Restate the complete material exactly.

::: Records to process :::

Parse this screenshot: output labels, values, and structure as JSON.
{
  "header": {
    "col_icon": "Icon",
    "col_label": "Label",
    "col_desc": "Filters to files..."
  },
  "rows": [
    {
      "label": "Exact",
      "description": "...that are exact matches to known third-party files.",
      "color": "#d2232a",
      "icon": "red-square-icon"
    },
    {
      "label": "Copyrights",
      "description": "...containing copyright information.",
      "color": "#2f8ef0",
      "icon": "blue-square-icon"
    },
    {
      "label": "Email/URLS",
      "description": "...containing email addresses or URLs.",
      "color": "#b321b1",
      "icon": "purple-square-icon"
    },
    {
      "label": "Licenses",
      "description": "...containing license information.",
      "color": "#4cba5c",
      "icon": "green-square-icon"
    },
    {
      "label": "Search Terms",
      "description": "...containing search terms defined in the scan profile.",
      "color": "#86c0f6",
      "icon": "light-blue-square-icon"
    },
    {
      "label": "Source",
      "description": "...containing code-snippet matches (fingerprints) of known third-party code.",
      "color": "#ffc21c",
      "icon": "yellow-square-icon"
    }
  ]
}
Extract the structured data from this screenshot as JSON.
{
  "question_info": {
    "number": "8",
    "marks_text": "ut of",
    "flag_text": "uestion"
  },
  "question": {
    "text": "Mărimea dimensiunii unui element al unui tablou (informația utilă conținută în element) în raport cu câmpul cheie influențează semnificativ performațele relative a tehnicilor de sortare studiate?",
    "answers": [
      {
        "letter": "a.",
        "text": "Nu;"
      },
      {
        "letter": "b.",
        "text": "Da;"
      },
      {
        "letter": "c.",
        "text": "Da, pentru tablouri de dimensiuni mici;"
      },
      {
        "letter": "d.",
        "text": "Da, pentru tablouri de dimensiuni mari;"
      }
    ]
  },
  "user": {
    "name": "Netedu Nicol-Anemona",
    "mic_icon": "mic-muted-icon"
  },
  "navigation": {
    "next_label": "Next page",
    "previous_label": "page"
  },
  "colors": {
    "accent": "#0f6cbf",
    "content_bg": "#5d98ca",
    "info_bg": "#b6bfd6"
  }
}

:::

The completed task:
Parse this screenshot: output labels, values, and structure as JSON.
{
  "header": {
    "col_icon": "Icon",
    "col_label": "Label",
    "col_desc": "Filters to files..."
  },
  "rows": [
    {
      "label": "Exact",
      "description": "...that are exact matches to known third-party files.",
      "color": "#d2232a",
      "icon": "red-square-icon"
    },
    {
      "label": "Copyrights",
      "description": "...containing copyright information.",
      "color": "#2f8ef0",
      "icon": "blue-square-icon"
    },
    {
      "label": "Email/URLS",
      "description": "...containing email addresses or URLs.",
      "color": "#b321b1",
      "icon": "purple-square-icon"
    },
    {
      "label": "Licenses",
      "description": "...containing license information.",
      "color": "#4cba5c",
      "icon": "green-square-icon"
    },
    {
      "label": "Search Terms",
      "description": "...containing search terms defined in the scan profile.",
      "color": "#86c0f6",
      "icon": "light-blue-square-icon"
    },
    {
      "label": "Source",
      "description": "...containing code-snippet matches (fingerprints) of known third-party code.",
      "color": "#ffc21c",
      "icon": "yellow-square-icon"
    }
  ]
}
Extract the structured data from this screenshot as JSON.
{
  "question_info": {
    "number": "8",
    "marks_text": "ut of",
    "flag_text": "uestion"
  },
  "question": {
    "text": "Mărimea dimensiunii unui element al unui tablou (informația utilă conținută în element) în raport cu câmpul cheie influențează semnificativ performațele relative a tehnicilor de sortare studiate?",
    "answers": [
      {
        "letter": "a.",
        "text": "Nu;"
      },
      {
        "letter": "b.",
        "text": "Da;"
      },
      {
        "letter": "c.",
        "text": "Da, pentru tablouri de dimensiuni mici;"
      },
      {
        "letter": "d.",
        "text": "Da, pentru tablouri de dimensiuni mari;"
      }
    ]
  },
  "user": {
    "name": "Netedu Nicol-Anemona",
    "mic_icon": "mic-muted-icon"
  },
  "navigation": {
    "next_label": "Next page",
    "previous_label": "page"
  },
  "colors": {
    "accent": "#0f6cbf",
    "content_bg": "#5d98ca",
    "info_bg": "#b6bfd6"
  }
}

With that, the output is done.